## SUPPLIED DATA
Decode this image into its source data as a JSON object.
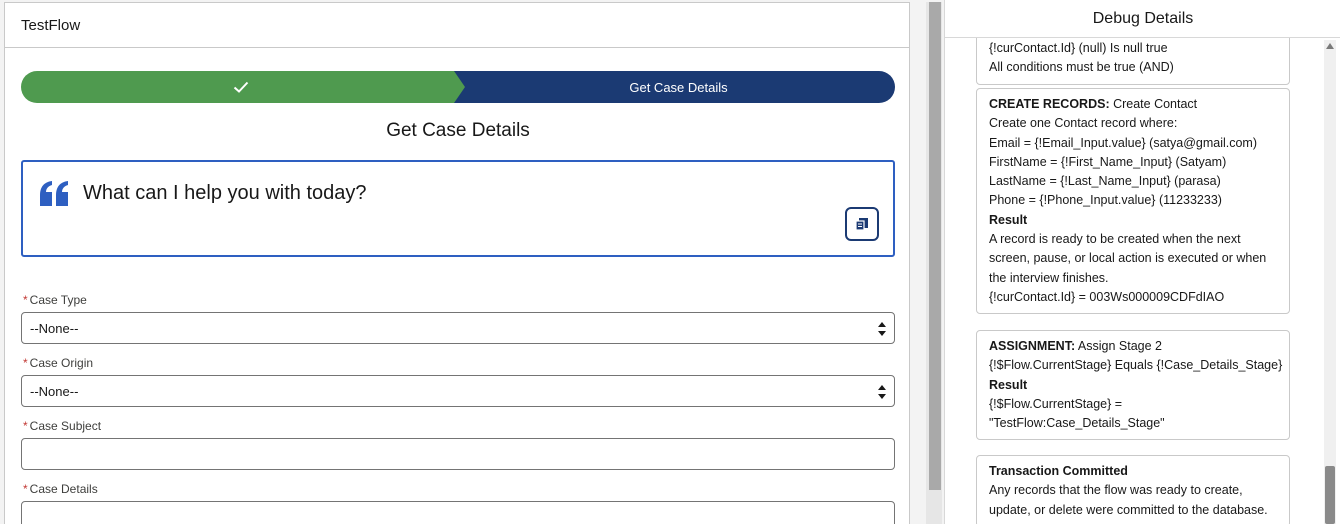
{
  "flow": {
    "title": "TestFlow",
    "progress_current_label": "Get Case Details",
    "screen_title": "Get Case Details",
    "quote_text": "What can I help you with today?",
    "fields": [
      {
        "label": "Case Type",
        "value": "--None--"
      },
      {
        "label": "Case Origin",
        "value": "--None--"
      },
      {
        "label": "Case Subject",
        "value": ""
      },
      {
        "label": "Case Details",
        "value": ""
      }
    ],
    "required_marker": "*"
  },
  "debug": {
    "title": "Debug Details",
    "cards": [
      {
        "lines": [
          {
            "text": "{!curContact.Id} (null) Is null true"
          },
          {
            "text": "All conditions must be true (AND)"
          }
        ]
      },
      {
        "head": "CREATE RECORDS:",
        "head_rest": " Create Contact",
        "lines": [
          {
            "text": "Create one Contact record where:"
          },
          {
            "text": "Email = {!Email_Input.value} (satya@gmail.com)"
          },
          {
            "text": "FirstName = {!First_Name_Input} (Satyam)"
          },
          {
            "text": "LastName = {!Last_Name_Input} (parasa)"
          },
          {
            "text": "Phone = {!Phone_Input.value} (11233233)"
          },
          {
            "text": "Result",
            "bold": true
          },
          {
            "text": "A record is ready to be created when the next"
          },
          {
            "text": "screen, pause, or local action is executed or when"
          },
          {
            "text": "the interview finishes."
          },
          {
            "text": "{!curContact.Id} = 003Ws000009CDFdIAO"
          }
        ]
      },
      {
        "head": "ASSIGNMENT:",
        "head_rest": " Assign Stage 2",
        "lines": [
          {
            "text": "{!$Flow.CurrentStage} Equals {!Case_Details_Stage}"
          },
          {
            "text": "Result",
            "bold": true
          },
          {
            "text": "{!$Flow.CurrentStage} ="
          },
          {
            "text": "\"TestFlow:Case_Details_Stage\""
          }
        ]
      },
      {
        "head": "Transaction Committed",
        "head_rest": "",
        "lines": [
          {
            "text": "Any records that the flow was ready to create,"
          },
          {
            "text": "update, or delete were committed to the database."
          }
        ]
      }
    ]
  },
  "colors": {
    "progress_done": "#4f9a4f",
    "progress_current": "#1b3a73",
    "quote_border": "#2e5fc1",
    "required": "#c23934"
  }
}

## SET PROBLEM
Repeat everything in the records precisely. Images are excluded from the copy.

## TASK RESPONSE
Decode this image into its source data as a JSON object.
{
  "flow": {
    "title": "TestFlow",
    "progress_current_label": "Get Case Details",
    "screen_title": "Get Case Details",
    "quote_text": "What can I help you with today?",
    "fields": [
      {
        "label": "Case Type",
        "value": "--None--"
      },
      {
        "label": "Case Origin",
        "value": "--None--"
      },
      {
        "label": "Case Subject",
        "value": ""
      },
      {
        "label": "Case Details",
        "value": ""
      }
    ],
    "required_marker": "*"
  },
  "debug": {
    "title": "Debug Details",
    "cards": [
      {
        "lines": [
          {
            "text": "{!curContact.Id} (null) Is null true"
          },
          {
            "text": "All conditions must be true (AND)"
          }
        ]
      },
      {
        "head": "CREATE RECORDS:",
        "head_rest": " Create Contact",
        "lines": [
          {
            "text": "Create one Contact record where:"
          },
          {
            "text": "Email = {!Email_Input.value} (satya@gmail.com)"
          },
          {
            "text": "FirstName = {!First_Name_Input} (Satyam)"
          },
          {
            "text": "LastName = {!Last_Name_Input} (parasa)"
          },
          {
            "text": "Phone = {!Phone_Input.value} (11233233)"
          },
          {
            "text": "Result",
            "bold": true
          },
          {
            "text": "A record is ready to be created when the next"
          },
          {
            "text": "screen, pause, or local action is executed or when"
          },
          {
            "text": "the interview finishes."
          },
          {
            "text": "{!curContact.Id} = 003Ws000009CDFdIAO"
          }
        ]
      },
      {
        "head": "ASSIGNMENT:",
        "head_rest": " Assign Stage 2",
        "lines": [
          {
            "text": "{!$Flow.CurrentStage} Equals {!Case_Details_Stage}"
          },
          {
            "text": "Result",
            "bold": true
          },
          {
            "text": "{!$Flow.CurrentStage} ="
          },
          {
            "text": "\"TestFlow:Case_Details_Stage\""
          }
        ]
      },
      {
        "head": "Transaction Committed",
        "head_rest": "",
        "lines": [
          {
            "text": "Any records that the flow was ready to create,"
          },
          {
            "text": "update, or delete were committed to the database."
          }
        ]
      }
    ]
  },
  "colors": {
    "progress_done": "#4f9a4f",
    "progress_current": "#1b3a73",
    "quote_border": "#2e5fc1",
    "required": "#c23934"
  }
}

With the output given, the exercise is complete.